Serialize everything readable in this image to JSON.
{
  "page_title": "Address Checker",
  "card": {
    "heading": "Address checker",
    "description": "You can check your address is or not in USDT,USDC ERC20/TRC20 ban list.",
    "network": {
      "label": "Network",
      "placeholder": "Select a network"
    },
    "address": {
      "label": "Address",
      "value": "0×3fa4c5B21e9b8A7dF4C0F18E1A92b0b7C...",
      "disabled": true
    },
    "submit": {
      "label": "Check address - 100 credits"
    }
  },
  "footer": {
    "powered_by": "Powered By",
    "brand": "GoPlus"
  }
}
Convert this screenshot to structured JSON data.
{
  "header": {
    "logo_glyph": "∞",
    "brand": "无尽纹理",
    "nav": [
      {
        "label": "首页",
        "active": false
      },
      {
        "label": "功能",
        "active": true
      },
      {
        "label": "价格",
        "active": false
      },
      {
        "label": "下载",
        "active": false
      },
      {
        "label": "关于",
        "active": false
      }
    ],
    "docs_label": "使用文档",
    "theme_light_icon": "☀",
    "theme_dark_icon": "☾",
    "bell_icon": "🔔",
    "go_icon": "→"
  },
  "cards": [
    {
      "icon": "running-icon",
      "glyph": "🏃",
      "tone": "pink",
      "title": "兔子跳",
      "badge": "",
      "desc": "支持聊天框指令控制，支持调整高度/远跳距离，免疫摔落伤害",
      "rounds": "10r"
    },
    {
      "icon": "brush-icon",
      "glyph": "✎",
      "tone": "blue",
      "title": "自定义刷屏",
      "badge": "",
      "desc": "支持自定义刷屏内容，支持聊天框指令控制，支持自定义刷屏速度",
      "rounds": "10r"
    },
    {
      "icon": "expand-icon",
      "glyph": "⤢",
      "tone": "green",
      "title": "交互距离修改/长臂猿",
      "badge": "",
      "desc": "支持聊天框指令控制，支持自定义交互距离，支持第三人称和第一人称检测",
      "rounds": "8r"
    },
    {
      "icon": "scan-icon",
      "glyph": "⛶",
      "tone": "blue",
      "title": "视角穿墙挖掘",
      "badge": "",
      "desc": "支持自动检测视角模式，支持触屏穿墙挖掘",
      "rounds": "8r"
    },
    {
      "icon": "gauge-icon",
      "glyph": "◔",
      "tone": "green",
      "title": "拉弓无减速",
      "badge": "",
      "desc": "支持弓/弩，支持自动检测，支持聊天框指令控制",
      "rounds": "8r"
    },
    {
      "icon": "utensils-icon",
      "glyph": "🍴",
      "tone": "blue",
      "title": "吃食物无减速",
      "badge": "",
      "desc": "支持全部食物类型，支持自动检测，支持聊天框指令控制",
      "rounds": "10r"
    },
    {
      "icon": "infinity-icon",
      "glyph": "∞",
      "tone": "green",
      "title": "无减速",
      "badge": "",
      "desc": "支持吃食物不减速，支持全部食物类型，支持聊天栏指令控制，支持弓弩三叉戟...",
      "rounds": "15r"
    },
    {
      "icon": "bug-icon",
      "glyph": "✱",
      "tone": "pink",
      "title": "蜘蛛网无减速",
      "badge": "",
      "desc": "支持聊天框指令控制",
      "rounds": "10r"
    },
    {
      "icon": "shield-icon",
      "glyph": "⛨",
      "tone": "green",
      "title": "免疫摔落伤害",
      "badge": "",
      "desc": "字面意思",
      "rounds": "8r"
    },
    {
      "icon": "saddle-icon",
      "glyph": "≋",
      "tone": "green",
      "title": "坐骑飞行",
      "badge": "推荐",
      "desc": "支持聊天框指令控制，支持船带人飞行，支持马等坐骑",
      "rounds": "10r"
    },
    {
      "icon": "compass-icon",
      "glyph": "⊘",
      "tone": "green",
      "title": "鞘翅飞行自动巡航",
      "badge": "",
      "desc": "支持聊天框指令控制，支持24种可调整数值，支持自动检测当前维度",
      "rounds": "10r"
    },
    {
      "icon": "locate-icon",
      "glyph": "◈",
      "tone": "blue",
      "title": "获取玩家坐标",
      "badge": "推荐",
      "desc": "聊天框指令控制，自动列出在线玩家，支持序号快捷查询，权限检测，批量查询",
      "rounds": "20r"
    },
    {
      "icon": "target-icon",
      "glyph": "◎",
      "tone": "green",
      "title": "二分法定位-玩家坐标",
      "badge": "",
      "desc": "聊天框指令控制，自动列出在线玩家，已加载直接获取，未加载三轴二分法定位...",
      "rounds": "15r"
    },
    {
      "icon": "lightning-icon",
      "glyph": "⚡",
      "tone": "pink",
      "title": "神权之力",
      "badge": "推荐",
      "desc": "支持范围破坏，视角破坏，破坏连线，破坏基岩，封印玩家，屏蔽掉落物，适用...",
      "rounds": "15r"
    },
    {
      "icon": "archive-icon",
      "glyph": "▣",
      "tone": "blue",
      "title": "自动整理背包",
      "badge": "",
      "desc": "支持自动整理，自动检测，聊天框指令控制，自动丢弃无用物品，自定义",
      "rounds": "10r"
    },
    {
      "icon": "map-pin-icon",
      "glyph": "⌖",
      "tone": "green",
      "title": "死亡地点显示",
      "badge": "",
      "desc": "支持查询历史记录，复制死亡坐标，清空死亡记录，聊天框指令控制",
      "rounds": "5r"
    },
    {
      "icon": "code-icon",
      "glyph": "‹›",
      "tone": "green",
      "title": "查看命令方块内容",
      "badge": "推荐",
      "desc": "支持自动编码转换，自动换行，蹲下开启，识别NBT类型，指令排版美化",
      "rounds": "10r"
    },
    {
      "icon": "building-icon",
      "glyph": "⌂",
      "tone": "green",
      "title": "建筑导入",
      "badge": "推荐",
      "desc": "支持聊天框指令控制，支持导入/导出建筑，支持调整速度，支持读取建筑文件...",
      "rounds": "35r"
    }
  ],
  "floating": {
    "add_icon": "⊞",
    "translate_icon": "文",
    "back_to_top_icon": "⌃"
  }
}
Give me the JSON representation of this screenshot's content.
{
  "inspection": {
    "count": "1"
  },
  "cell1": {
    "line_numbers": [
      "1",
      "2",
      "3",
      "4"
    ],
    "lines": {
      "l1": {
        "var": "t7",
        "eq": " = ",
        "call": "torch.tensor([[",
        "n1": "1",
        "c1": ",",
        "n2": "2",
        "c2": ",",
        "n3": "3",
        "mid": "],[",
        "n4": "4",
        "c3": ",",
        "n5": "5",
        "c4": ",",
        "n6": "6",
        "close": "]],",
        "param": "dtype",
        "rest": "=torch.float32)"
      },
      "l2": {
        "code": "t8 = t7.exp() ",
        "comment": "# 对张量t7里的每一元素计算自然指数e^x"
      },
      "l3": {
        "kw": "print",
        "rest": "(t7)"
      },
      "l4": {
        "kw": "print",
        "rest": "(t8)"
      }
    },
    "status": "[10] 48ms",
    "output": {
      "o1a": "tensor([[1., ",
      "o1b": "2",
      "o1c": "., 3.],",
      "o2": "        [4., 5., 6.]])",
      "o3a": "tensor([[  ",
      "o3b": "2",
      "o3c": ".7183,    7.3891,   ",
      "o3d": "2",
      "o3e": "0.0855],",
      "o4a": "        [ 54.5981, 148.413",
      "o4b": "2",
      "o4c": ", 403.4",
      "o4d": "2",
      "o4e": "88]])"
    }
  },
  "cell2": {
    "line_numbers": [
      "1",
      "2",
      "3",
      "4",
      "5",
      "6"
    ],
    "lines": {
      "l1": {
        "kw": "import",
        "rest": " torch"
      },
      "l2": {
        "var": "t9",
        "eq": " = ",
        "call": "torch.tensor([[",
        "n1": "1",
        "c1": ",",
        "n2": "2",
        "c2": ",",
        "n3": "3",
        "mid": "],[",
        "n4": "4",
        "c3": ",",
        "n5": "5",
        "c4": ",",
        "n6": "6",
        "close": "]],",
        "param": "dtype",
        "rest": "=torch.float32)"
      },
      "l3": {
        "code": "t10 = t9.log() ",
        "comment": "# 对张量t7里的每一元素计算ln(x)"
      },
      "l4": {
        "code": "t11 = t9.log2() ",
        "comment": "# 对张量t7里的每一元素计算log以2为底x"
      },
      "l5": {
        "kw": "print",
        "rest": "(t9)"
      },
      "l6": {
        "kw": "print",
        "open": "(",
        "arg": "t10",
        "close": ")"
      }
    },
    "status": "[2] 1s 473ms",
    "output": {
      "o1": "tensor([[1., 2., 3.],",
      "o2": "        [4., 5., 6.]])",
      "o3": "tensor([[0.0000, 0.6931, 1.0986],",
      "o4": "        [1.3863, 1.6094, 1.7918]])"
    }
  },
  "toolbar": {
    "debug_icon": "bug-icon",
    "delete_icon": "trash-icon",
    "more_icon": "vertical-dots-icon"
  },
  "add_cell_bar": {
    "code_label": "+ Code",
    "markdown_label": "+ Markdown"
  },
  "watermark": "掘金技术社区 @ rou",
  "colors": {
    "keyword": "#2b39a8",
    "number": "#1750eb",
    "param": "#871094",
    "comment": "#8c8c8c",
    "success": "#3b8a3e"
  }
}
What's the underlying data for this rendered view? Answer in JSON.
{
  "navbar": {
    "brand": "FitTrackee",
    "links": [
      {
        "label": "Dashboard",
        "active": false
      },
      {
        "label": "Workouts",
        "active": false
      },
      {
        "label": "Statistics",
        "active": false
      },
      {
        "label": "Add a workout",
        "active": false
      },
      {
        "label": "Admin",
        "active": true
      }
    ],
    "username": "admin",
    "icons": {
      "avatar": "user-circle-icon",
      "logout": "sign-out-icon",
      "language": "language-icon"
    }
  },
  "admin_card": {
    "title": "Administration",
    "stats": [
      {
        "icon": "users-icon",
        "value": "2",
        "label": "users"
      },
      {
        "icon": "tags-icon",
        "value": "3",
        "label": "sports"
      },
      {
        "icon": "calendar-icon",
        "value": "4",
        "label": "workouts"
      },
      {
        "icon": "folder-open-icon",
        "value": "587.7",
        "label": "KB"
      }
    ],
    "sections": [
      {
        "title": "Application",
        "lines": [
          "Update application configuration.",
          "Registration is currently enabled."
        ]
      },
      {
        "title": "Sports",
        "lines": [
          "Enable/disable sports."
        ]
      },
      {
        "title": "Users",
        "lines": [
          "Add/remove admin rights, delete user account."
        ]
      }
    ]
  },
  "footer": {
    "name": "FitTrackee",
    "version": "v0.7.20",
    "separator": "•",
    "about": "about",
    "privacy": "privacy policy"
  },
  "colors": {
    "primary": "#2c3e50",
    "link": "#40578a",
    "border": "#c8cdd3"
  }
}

◆ The exercise: Show every line in the entries where the string "自动列出在线玩家" occurs.

◆ Exercise answer:
      "desc": "聊天框指令控制，自动列出在线玩家，支持序号快捷查询，权限检测，批量查询",
      "desc": "聊天框指令控制，自动列出在线玩家，已加载直接获取，未加载三轴二分法定位...",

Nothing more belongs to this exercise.